» Requirement: Search the listing for the string "contributions" and copy every line that contains it.

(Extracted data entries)

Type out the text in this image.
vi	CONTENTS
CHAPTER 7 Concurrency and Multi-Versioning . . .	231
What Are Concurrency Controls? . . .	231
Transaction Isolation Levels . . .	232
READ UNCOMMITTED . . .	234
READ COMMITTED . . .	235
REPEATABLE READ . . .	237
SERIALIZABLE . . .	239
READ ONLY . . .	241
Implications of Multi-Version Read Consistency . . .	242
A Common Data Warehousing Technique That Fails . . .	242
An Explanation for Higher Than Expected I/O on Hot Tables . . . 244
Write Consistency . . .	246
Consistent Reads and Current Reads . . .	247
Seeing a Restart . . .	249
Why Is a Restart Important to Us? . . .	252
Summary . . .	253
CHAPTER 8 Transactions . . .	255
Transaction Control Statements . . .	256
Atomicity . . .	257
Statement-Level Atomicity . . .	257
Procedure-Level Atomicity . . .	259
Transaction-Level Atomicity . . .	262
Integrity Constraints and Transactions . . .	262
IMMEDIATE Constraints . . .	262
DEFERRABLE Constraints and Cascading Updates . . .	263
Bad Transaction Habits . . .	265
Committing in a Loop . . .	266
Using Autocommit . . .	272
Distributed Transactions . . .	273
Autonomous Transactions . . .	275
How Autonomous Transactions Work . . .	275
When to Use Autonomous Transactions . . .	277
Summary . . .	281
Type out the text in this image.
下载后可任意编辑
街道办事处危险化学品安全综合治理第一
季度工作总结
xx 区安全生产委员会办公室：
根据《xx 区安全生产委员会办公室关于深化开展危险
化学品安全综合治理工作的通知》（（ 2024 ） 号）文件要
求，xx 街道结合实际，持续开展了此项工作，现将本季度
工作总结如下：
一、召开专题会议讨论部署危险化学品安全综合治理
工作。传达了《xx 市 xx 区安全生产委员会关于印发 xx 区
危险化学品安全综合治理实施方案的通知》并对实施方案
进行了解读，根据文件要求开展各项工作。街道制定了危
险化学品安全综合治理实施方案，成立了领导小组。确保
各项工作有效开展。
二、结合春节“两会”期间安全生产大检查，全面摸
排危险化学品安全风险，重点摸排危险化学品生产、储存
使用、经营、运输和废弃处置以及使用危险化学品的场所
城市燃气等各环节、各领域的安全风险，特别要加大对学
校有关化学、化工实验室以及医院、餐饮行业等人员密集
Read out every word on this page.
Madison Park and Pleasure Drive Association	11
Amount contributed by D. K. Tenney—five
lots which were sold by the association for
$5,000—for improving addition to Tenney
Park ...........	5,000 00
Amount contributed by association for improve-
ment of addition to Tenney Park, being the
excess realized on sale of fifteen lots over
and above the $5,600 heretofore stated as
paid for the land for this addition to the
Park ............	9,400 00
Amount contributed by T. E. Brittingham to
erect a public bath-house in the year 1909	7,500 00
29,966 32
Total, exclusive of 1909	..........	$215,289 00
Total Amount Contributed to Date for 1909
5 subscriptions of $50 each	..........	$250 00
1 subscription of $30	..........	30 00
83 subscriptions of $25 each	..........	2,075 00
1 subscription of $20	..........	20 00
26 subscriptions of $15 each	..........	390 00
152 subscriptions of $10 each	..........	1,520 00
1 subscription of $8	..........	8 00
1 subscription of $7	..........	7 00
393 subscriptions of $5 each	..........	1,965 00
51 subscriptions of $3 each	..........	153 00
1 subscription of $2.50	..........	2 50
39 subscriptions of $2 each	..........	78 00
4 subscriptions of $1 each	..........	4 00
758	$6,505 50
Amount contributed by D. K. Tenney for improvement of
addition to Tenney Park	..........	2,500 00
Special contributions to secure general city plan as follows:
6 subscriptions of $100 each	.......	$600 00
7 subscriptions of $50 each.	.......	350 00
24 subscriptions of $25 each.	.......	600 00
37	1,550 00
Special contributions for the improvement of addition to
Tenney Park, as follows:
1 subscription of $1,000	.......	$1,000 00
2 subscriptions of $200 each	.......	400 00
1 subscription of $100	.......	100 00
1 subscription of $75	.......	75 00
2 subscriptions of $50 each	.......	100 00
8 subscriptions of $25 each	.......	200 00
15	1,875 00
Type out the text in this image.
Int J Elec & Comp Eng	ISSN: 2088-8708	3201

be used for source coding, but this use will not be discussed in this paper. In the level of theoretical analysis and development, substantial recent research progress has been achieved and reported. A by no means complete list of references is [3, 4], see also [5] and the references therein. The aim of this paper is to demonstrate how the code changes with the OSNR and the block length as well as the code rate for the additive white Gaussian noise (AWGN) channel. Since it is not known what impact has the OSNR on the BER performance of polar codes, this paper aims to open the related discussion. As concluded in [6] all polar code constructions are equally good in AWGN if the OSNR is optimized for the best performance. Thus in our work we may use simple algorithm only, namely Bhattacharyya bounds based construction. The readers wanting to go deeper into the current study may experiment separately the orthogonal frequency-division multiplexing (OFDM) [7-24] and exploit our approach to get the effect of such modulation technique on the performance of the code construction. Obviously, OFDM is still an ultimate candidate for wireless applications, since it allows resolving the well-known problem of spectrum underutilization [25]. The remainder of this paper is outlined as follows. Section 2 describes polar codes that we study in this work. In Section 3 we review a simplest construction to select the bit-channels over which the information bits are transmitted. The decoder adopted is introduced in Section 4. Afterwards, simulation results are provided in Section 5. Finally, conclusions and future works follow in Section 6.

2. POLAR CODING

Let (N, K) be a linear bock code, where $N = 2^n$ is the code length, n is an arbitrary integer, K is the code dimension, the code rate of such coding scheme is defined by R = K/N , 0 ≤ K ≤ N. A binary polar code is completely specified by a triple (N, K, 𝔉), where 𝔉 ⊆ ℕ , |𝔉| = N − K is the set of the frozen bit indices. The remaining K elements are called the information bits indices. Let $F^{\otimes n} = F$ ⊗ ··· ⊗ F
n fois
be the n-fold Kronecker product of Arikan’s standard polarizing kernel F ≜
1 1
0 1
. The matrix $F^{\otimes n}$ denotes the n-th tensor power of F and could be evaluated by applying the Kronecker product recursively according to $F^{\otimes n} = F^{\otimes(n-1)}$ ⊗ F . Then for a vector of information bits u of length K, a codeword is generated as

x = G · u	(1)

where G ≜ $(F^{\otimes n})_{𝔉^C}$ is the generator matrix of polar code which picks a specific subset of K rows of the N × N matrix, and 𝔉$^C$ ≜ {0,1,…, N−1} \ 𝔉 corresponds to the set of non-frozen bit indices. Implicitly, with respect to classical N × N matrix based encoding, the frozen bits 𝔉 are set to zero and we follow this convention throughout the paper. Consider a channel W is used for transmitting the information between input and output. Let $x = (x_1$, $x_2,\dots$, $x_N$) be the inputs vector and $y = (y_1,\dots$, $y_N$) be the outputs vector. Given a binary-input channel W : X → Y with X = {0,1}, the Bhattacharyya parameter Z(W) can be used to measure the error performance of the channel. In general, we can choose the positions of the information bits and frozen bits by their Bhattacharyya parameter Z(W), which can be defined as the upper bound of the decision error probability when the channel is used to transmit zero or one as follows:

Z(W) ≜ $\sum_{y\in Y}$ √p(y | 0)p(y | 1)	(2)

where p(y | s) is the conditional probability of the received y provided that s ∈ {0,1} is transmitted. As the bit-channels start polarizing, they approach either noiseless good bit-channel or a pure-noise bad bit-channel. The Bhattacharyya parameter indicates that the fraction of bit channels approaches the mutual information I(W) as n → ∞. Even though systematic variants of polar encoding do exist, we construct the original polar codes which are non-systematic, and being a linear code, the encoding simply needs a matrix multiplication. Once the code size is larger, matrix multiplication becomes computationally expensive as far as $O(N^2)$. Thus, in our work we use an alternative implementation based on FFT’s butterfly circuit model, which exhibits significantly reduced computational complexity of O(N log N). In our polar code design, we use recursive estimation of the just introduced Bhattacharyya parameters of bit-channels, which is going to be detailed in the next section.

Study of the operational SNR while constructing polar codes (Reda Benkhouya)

» Exercise response:
Special contributions to secure general city plan as follows:
Special contributions for the improvement of addition to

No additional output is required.